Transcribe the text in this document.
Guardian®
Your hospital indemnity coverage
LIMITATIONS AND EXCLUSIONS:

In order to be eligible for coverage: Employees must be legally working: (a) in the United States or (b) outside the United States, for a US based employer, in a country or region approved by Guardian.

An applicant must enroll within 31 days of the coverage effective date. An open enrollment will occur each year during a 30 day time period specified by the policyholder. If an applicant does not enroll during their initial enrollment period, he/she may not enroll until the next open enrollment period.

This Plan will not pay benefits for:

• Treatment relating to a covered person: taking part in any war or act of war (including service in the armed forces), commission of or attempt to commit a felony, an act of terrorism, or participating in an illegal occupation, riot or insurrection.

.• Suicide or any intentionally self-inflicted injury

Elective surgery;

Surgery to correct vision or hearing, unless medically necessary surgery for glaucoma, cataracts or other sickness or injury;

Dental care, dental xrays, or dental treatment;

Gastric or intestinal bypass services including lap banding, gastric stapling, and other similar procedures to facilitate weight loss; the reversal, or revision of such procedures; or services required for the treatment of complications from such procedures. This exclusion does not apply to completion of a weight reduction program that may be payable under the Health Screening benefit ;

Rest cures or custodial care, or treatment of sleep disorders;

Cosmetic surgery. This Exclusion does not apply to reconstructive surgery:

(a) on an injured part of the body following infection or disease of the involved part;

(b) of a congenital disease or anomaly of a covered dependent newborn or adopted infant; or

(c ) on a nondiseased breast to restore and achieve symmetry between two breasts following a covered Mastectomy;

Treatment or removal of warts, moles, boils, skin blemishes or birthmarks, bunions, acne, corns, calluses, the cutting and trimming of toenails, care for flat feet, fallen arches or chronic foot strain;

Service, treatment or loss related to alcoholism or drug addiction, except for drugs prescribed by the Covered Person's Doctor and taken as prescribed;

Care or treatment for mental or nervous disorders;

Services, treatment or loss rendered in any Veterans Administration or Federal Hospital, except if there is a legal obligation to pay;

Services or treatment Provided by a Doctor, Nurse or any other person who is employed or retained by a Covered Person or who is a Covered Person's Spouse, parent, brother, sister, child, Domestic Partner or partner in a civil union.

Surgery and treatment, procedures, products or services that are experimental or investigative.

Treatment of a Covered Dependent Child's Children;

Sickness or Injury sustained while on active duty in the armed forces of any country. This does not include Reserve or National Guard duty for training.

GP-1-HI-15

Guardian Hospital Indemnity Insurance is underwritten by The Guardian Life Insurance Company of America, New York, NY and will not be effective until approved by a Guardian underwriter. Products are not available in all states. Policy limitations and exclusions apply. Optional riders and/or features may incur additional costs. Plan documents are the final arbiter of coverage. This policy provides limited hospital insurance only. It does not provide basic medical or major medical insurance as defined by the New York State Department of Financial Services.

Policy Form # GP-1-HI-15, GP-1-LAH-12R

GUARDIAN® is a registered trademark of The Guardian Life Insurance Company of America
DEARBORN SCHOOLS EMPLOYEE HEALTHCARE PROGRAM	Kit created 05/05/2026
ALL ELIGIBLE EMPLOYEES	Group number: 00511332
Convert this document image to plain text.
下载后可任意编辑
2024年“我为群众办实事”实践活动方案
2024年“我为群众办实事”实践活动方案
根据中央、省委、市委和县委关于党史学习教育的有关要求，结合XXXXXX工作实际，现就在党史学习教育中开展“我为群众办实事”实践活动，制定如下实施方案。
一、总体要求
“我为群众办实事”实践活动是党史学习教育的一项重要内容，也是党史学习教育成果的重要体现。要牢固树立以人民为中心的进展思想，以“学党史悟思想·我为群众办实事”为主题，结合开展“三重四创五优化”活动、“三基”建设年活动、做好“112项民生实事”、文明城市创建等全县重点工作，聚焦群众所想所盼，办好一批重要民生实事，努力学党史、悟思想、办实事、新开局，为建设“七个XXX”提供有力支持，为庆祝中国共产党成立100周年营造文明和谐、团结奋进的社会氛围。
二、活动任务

----------------

**WHAT THIS TASK INVOLVES:**
Report every line in the data above in which the word "loss" appears.

**OUTPUT OF THE EXERCISE:**
Gastric or intestinal bypass services including lap banding, gastric stapling, and other similar procedures to facilitate weight loss; the reversal, or revision of such procedures; or services required for the treatment of complications from such procedures. This exclusion does not apply to completion of a weight reduction program that may be payable under the Health Screening benefit ;
Service, treatment or loss related to alcoholism or drug addiction, except for drugs prescribed by the Covered Person's Doctor and taken as prescribed;
Services, treatment or loss rendered in any Veterans Administration or Federal Hospital, except if there is a legal obligation to pay;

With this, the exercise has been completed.